▸ **Provided records**
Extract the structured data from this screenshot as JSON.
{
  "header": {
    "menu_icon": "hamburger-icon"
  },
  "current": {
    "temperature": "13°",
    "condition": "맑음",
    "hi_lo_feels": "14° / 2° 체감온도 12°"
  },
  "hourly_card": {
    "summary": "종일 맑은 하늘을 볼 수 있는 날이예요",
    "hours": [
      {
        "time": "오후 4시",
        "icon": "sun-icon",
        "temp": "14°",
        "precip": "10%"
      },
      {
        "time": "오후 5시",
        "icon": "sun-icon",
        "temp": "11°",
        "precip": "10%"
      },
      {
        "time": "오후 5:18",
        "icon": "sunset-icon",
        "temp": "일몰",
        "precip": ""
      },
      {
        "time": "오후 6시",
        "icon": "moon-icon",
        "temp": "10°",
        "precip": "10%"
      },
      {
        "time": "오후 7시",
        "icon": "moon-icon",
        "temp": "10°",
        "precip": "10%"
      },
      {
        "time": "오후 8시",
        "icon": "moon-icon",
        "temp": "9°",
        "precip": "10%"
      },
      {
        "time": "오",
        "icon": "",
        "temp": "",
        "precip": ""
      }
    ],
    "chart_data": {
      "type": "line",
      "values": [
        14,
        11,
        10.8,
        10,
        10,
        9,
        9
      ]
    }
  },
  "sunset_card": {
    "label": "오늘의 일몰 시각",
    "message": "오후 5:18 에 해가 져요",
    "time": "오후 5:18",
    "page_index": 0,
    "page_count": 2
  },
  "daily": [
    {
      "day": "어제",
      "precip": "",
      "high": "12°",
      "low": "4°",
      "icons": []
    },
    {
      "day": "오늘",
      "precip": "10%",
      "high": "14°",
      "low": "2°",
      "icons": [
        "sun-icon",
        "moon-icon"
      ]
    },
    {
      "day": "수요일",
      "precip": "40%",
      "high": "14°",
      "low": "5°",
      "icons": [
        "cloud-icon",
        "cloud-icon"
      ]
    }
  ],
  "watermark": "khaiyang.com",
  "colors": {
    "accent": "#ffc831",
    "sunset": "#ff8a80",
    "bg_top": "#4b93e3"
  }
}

▸ **Work to be completed**
Pick out all lines containing the string "time".

▸ **Response for this exercise**
        "time": "오후 4시",
        "time": "오후 5시",
        "time": "오후 5:18",
        "time": "오후 6시",
        "time": "오후 7시",
        "time": "오후 8시",
        "time": "오",
    "time": "오후 5:18",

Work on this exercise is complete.